TASK DESCRIPTION: From the entries below, determine the number of lines that contain "antibiotics". Give that number by itself.

--- STUDY MATERIAL Enclosed Below ---

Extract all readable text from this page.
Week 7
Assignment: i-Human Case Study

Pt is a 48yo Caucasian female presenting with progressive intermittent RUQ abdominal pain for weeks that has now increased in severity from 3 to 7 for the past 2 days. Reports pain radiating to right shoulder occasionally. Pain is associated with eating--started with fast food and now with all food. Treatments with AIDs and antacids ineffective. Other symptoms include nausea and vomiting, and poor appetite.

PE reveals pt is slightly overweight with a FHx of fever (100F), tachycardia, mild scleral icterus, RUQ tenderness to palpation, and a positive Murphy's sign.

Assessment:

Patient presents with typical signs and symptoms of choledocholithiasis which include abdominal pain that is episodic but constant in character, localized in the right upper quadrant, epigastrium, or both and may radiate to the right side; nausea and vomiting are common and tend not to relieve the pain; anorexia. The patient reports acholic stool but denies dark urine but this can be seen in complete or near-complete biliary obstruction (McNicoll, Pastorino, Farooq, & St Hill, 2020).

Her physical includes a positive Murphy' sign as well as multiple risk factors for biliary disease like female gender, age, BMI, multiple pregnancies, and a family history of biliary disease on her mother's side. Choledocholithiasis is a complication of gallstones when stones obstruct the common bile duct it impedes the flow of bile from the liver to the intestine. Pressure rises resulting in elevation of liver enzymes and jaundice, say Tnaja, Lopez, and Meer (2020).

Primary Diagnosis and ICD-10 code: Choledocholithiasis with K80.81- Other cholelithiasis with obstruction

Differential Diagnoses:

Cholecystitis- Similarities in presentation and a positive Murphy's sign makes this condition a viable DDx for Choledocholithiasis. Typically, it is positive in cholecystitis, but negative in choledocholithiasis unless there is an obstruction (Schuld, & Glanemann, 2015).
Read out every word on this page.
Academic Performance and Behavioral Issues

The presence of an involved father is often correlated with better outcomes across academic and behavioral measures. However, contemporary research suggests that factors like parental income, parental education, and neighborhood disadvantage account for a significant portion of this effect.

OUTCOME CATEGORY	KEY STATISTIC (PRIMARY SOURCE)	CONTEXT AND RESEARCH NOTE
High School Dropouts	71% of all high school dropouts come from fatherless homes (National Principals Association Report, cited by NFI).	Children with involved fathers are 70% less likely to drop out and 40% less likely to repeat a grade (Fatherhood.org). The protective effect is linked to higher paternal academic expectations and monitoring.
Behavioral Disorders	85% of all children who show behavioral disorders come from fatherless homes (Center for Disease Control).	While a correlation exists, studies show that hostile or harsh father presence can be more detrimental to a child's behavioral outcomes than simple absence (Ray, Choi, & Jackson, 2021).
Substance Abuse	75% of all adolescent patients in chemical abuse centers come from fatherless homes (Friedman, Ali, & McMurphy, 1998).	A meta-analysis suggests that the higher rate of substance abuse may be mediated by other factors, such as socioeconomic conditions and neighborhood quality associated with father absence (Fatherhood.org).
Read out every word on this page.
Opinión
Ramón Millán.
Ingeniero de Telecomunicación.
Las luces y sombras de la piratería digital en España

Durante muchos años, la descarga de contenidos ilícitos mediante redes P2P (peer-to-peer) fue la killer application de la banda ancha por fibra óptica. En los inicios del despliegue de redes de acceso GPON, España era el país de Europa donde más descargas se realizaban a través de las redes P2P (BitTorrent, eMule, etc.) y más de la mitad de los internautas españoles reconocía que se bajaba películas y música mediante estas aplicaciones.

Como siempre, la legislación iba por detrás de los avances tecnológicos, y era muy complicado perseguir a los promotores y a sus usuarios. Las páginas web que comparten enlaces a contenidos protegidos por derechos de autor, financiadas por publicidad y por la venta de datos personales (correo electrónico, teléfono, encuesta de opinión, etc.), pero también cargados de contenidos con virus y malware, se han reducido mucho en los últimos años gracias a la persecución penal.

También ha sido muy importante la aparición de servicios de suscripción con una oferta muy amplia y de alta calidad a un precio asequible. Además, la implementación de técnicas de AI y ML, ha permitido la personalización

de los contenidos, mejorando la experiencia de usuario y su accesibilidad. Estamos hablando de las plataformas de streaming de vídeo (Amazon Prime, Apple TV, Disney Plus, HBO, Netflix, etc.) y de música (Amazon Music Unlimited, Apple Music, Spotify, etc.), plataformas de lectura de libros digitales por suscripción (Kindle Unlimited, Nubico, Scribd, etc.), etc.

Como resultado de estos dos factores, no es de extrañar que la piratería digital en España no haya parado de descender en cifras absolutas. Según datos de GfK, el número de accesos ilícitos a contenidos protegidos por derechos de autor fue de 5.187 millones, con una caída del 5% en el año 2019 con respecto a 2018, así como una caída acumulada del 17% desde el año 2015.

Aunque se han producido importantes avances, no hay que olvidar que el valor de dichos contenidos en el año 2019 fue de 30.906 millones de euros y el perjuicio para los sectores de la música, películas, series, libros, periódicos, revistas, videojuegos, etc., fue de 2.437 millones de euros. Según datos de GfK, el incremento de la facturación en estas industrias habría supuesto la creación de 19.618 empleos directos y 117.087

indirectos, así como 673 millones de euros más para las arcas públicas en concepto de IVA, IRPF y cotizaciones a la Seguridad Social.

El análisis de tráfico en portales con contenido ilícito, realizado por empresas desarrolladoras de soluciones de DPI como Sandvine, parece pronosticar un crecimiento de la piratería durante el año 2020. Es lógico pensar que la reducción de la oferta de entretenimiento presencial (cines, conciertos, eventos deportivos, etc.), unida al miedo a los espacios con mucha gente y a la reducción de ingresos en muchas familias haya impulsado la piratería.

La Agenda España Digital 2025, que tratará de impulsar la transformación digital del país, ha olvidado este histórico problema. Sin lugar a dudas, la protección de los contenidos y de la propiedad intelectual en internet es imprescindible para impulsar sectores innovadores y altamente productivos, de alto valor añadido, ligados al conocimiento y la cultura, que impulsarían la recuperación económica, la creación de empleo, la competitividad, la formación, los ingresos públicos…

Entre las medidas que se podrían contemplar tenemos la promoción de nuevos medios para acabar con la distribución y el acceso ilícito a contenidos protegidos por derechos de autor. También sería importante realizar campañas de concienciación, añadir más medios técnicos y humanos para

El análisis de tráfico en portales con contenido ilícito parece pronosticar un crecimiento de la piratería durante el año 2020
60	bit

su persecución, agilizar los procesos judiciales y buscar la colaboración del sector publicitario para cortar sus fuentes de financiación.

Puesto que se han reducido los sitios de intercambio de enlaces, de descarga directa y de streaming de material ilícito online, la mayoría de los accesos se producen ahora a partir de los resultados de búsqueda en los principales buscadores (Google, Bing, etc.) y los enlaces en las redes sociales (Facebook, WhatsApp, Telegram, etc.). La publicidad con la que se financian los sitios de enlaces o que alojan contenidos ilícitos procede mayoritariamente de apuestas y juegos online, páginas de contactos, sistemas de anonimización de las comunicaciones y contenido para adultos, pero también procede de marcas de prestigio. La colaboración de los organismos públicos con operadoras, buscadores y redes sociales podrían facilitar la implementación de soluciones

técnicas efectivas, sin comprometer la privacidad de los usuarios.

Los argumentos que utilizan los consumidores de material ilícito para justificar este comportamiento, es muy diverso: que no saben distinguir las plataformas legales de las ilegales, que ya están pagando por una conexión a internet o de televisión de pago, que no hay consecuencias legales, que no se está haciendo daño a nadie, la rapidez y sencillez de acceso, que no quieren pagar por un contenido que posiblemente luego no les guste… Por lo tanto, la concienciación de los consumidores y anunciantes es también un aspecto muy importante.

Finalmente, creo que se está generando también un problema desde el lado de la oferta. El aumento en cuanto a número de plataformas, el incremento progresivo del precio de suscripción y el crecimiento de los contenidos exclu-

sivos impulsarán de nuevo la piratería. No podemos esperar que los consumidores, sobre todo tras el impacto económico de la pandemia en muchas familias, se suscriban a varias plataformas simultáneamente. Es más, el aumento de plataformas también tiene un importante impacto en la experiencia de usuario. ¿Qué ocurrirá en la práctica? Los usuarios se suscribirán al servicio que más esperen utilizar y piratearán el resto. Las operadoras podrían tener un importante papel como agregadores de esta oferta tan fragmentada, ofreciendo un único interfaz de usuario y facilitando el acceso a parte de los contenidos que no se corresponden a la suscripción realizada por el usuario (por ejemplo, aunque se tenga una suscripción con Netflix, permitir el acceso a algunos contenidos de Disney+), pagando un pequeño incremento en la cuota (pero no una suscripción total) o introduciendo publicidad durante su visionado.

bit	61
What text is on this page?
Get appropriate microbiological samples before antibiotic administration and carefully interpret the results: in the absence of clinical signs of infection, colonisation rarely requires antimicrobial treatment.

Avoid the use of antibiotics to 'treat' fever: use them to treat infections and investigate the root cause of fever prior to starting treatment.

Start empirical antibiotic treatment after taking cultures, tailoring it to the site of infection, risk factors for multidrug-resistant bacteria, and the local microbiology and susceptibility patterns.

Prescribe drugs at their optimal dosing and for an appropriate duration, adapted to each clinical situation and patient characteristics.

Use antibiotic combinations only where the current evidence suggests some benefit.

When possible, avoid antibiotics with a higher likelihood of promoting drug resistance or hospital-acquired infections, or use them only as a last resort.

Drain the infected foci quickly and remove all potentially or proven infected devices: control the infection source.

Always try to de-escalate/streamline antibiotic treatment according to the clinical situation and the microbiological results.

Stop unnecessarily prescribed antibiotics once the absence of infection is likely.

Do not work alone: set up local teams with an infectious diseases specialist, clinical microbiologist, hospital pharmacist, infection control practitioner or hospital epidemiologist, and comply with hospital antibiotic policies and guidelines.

--- End of Enclosed STUDY MATERIAL ---

SOLUTION TO THIS TASK: 3